> _Entries of transcribed document text_:
*** Begin section ***
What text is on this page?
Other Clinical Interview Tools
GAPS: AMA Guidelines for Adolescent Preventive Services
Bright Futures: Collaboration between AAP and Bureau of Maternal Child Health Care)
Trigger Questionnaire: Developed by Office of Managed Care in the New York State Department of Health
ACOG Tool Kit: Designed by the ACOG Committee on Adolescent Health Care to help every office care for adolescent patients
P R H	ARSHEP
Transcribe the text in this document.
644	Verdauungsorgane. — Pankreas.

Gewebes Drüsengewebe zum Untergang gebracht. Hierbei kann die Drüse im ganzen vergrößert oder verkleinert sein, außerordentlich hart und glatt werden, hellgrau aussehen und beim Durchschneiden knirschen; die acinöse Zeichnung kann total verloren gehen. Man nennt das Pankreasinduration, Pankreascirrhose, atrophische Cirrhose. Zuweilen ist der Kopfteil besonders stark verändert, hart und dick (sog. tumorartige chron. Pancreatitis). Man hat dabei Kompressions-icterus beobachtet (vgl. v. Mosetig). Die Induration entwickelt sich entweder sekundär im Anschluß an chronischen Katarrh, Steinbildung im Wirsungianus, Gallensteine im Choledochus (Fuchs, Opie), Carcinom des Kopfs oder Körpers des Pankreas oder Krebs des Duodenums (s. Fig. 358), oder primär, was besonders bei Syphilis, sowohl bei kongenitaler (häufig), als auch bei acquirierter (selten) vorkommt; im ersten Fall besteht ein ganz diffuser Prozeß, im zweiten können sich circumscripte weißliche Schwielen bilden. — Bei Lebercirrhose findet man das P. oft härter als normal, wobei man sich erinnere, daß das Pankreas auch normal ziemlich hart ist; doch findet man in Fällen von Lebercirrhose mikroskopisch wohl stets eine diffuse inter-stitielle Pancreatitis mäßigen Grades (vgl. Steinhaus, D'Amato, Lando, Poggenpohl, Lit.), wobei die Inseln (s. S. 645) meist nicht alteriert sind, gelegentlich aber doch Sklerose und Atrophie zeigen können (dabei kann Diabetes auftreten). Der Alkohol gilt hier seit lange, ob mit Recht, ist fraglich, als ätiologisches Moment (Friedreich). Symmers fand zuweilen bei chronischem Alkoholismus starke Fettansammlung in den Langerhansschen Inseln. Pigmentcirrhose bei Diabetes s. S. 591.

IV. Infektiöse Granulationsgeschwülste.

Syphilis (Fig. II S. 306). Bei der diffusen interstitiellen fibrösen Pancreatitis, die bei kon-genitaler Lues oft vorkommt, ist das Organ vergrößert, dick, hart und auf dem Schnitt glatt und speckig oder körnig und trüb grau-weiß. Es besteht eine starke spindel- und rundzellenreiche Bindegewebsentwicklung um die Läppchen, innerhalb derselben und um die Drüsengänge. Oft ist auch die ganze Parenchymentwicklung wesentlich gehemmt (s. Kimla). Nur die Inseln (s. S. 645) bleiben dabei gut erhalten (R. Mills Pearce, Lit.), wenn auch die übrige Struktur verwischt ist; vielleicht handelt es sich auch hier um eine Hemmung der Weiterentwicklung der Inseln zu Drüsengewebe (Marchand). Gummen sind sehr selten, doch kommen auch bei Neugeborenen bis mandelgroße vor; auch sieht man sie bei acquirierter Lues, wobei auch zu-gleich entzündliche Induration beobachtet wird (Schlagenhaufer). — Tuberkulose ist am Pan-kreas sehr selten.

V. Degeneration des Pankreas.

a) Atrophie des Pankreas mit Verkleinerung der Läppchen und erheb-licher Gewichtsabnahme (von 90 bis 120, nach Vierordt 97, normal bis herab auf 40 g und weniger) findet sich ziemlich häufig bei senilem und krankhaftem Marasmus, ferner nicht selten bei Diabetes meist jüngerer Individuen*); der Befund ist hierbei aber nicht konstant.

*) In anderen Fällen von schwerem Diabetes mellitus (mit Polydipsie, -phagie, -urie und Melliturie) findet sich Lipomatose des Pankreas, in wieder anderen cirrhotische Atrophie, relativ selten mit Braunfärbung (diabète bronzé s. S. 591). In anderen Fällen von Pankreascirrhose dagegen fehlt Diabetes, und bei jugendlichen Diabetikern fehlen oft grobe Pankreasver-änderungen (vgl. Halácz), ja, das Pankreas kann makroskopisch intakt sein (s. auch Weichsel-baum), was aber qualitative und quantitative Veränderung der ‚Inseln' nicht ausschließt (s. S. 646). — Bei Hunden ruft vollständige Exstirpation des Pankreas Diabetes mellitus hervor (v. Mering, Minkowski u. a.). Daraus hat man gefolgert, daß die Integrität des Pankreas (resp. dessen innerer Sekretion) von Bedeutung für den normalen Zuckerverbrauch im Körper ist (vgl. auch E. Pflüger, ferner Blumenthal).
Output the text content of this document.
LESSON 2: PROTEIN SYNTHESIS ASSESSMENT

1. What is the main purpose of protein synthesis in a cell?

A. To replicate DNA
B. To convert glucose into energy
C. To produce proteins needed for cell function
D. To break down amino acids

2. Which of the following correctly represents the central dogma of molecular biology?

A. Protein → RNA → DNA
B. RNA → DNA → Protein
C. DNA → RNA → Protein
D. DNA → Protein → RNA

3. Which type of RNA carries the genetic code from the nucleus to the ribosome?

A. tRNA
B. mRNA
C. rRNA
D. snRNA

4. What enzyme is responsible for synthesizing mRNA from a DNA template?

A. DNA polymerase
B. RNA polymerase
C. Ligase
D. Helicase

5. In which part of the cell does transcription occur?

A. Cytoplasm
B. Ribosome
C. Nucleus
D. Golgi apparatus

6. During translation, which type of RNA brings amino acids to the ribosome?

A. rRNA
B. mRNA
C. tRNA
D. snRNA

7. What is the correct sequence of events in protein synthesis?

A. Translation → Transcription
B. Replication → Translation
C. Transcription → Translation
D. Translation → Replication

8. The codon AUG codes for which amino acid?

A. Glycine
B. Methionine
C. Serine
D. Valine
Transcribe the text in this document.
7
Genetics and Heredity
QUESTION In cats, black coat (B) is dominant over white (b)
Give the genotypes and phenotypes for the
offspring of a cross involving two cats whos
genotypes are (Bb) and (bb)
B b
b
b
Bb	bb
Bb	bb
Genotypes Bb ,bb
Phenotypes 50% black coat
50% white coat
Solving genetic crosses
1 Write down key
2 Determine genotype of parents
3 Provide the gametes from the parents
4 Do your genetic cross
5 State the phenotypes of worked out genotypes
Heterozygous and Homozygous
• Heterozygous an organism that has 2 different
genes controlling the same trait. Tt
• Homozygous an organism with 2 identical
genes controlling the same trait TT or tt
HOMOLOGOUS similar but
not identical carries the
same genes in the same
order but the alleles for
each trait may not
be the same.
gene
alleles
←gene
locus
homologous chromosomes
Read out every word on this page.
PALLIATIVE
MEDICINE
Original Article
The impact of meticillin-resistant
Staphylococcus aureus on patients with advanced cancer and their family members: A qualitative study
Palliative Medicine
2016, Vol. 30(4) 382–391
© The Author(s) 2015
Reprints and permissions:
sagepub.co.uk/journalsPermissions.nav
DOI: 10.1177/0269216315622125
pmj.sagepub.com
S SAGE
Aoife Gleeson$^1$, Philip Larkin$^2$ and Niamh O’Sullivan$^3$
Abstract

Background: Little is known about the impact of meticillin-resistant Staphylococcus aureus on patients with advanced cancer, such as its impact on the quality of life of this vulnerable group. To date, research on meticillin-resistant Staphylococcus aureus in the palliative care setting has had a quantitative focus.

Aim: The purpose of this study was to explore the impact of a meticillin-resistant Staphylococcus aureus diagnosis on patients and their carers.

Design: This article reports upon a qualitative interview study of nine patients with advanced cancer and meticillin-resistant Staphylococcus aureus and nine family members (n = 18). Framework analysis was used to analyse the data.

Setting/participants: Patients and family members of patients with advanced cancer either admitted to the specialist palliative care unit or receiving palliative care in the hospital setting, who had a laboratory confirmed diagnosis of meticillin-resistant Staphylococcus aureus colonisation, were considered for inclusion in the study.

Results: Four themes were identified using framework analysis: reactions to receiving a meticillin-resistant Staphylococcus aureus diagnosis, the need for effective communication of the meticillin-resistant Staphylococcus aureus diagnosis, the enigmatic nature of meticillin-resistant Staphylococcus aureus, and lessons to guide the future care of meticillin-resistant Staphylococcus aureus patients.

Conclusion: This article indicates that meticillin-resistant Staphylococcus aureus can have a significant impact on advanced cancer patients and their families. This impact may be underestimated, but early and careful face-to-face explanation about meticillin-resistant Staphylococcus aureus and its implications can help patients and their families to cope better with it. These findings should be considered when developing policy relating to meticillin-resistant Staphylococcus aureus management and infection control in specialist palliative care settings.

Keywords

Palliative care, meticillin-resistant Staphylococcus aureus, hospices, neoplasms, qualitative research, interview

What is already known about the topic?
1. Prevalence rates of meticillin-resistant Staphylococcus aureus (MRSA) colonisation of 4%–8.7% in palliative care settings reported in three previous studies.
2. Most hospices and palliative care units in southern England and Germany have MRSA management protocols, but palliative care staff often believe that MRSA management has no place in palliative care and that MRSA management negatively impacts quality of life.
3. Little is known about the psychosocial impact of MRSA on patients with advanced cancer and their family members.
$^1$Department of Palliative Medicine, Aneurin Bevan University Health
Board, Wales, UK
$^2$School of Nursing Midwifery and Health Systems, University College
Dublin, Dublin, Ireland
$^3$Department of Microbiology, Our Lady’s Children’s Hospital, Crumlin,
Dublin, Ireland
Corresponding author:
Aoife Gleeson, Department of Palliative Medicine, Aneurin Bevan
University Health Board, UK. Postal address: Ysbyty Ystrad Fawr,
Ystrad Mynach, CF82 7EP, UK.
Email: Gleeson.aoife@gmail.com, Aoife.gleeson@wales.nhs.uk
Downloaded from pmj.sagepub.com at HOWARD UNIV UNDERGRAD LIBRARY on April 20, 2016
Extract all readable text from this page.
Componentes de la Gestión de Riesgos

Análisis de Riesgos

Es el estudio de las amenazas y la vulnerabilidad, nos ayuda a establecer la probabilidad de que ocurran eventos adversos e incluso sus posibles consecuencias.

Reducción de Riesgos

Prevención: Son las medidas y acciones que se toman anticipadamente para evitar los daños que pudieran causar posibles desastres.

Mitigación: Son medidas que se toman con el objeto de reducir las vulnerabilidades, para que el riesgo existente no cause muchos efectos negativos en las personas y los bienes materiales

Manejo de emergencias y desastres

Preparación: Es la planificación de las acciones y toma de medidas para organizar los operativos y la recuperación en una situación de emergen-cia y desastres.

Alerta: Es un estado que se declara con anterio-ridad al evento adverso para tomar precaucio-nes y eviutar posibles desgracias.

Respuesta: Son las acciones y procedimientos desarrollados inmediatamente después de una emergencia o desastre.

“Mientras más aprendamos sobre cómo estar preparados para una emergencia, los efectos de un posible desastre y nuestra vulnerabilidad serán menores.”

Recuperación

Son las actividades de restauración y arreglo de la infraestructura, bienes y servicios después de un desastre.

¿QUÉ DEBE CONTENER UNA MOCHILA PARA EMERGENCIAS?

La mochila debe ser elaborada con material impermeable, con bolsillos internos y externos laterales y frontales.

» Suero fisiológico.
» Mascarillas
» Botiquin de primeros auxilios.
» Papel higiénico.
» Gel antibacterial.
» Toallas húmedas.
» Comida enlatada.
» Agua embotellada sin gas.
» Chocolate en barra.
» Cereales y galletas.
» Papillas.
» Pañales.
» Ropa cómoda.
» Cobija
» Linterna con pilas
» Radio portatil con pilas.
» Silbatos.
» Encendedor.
*** End section ***
> _Instructions to follow_:
For each line above that holds the string "considered", provide a copy of that line.

> _Solution to this exercise_:
Setting/participants: Patients and family members of patients with advanced cancer either admitted to the specialist palliative care unit or receiving palliative care in the hospital setting, who had a laboratory confirmed diagnosis of meticillin-resistant Staphylococcus aureus colonisation, were considered for inclusion in the study.
Conclusion: This article indicates that meticillin-resistant Staphylococcus aureus can have a significant impact on advanced cancer patients and their families. This impact may be underestimated, but early and careful face-to-face explanation about meticillin-resistant Staphylococcus aureus and its implications can help patients and their families to cope better with it. These findings should be considered when developing policy relating to meticillin-resistant Staphylococcus aureus management and infection control in specialist palliative care settings.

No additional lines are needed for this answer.